:: What is expected ::
Which lines hold the word "Erhöhung"? Copy each of them.

-- start --

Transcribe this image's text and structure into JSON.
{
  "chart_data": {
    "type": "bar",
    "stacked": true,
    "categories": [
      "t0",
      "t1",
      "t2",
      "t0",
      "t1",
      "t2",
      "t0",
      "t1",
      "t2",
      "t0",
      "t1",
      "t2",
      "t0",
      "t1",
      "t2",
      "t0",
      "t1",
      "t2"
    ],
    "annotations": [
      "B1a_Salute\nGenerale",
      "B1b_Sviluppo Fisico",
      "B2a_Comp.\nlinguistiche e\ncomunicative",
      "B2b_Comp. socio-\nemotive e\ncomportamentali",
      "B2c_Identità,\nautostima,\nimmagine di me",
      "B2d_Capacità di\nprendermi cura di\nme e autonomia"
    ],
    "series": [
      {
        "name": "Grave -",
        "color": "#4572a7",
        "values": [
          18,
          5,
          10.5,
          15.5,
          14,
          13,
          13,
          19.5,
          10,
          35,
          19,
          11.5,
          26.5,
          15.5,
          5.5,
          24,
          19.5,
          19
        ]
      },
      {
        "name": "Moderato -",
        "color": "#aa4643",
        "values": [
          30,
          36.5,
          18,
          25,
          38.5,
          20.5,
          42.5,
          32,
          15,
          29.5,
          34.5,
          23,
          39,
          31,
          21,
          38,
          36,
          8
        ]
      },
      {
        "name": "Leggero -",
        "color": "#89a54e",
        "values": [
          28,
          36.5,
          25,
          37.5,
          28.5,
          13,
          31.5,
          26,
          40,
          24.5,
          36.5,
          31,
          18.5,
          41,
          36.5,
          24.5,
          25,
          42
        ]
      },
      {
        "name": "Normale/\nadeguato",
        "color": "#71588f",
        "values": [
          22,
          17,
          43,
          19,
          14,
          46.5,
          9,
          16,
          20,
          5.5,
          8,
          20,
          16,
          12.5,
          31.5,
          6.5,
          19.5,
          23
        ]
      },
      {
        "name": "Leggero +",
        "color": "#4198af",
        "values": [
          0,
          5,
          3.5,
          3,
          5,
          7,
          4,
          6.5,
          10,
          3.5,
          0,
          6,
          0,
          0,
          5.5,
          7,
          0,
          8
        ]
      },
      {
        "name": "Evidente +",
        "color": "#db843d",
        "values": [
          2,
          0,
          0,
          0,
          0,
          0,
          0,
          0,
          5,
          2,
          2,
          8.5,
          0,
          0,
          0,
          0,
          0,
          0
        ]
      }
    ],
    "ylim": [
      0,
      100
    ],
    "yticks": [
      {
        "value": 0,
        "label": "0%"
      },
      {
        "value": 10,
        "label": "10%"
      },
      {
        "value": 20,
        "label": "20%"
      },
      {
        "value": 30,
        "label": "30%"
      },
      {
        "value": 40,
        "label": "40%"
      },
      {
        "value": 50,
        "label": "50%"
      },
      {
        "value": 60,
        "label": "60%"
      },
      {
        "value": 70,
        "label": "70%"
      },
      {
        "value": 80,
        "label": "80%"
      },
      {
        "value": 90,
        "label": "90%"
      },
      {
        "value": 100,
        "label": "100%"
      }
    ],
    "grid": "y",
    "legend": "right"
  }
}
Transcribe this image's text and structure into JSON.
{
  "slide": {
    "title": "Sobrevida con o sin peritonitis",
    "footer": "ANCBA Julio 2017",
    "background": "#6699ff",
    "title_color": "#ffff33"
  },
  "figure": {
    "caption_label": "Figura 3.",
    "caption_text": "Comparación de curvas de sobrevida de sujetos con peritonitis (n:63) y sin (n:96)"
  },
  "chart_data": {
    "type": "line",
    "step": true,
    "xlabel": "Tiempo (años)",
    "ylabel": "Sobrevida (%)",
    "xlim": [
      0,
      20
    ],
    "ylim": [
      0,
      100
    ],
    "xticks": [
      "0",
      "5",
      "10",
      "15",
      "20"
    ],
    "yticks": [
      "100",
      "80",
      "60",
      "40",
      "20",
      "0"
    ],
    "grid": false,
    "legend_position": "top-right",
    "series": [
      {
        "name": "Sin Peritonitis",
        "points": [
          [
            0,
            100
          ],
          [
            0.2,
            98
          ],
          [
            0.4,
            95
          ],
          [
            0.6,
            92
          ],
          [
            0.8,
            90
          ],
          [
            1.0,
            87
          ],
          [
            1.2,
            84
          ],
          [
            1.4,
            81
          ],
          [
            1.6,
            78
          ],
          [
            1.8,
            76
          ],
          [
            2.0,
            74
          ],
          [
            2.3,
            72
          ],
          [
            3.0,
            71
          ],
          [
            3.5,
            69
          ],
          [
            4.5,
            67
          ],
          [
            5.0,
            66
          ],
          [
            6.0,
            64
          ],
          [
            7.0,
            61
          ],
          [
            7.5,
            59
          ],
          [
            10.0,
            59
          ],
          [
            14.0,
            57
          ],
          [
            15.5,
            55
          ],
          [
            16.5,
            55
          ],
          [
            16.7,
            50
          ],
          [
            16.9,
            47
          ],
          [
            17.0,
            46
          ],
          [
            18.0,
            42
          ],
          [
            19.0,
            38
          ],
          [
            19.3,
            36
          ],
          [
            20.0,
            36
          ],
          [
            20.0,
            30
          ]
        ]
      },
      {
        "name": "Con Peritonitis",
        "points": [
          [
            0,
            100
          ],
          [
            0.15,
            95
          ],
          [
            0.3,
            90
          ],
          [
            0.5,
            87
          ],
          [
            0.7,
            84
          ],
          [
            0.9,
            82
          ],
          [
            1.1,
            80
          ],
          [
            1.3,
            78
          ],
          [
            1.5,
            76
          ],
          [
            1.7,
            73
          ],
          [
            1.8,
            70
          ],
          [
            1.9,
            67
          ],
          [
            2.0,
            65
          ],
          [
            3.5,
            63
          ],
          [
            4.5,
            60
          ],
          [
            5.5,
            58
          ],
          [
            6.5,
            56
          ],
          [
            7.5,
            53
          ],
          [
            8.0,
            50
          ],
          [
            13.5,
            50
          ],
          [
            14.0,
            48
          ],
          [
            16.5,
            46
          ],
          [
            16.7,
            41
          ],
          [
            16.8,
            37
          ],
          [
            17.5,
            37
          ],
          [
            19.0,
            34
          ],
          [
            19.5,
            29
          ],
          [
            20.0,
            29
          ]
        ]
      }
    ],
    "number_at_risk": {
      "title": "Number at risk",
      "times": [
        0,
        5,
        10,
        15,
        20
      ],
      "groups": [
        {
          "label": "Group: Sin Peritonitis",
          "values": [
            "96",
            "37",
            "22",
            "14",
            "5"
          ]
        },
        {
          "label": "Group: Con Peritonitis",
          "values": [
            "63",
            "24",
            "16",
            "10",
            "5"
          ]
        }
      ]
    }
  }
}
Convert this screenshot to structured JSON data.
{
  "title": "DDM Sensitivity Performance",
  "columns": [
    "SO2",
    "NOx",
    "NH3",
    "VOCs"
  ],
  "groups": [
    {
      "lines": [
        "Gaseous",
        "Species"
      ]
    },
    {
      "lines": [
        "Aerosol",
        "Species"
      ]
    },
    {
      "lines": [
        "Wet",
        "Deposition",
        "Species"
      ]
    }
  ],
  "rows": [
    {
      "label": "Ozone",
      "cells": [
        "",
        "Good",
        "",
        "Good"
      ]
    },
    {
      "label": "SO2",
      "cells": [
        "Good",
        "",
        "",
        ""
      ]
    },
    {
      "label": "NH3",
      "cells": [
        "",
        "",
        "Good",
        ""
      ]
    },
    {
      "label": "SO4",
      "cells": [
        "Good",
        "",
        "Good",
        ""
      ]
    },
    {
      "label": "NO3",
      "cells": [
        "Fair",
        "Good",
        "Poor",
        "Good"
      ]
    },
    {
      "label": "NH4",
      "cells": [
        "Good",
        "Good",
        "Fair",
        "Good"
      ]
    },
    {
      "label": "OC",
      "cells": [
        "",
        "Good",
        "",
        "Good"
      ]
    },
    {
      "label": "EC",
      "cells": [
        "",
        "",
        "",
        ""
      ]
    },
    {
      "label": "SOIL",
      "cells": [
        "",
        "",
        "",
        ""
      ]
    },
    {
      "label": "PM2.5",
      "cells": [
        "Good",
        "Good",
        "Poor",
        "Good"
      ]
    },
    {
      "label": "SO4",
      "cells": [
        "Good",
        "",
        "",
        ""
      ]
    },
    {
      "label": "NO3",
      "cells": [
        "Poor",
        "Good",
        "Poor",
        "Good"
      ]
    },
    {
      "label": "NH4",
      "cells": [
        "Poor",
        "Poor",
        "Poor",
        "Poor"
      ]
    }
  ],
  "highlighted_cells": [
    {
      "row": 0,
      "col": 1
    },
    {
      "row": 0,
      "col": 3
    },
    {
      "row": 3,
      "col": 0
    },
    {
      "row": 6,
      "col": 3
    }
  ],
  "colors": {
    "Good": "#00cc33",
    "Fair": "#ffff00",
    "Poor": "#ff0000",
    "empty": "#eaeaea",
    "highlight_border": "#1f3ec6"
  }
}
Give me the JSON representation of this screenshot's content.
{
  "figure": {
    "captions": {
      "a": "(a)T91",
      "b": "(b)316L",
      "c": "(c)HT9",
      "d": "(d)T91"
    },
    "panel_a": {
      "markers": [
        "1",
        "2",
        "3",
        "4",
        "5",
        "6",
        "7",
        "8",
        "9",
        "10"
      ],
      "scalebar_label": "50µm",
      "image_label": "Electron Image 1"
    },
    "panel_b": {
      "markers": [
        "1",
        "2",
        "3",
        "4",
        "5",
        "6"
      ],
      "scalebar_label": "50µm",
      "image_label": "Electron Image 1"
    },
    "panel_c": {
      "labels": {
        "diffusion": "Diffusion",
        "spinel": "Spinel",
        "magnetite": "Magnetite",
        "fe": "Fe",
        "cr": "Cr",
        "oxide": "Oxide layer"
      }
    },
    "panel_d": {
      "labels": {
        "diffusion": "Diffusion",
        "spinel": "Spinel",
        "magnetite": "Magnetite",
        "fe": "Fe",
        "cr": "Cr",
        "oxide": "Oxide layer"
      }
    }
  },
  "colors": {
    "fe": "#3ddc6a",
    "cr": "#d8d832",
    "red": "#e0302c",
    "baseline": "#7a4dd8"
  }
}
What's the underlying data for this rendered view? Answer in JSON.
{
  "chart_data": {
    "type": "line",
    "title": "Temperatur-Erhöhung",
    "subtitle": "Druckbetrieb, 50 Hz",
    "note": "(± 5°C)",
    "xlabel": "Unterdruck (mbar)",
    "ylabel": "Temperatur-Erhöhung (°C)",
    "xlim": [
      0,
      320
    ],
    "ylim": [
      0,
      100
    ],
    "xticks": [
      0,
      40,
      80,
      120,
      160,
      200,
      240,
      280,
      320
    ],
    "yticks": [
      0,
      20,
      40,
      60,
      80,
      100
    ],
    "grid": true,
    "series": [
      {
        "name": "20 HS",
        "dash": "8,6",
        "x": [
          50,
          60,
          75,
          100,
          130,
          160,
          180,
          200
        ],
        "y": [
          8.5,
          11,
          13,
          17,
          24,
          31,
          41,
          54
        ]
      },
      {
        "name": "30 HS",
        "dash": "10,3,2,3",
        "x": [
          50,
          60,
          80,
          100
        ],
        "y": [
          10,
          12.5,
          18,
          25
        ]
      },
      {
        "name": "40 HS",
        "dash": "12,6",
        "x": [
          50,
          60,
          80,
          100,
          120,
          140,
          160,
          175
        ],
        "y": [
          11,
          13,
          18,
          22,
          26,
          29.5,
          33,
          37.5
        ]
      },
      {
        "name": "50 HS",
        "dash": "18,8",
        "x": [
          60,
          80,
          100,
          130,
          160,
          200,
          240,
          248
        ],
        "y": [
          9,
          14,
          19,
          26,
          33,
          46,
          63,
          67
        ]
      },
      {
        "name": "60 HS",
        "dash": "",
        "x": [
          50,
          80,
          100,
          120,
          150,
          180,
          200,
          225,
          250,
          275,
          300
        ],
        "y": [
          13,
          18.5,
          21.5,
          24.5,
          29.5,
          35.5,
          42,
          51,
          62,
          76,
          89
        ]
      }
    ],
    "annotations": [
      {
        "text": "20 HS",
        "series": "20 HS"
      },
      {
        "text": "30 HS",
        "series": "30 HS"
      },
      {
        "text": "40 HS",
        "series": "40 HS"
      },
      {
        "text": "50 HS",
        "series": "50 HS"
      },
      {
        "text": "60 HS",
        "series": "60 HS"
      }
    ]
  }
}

-- end --

:: Response below ::
    "title": "Temperatur-Erhöhung",
    "ylabel": "Temperatur-Erhöhung (°C)",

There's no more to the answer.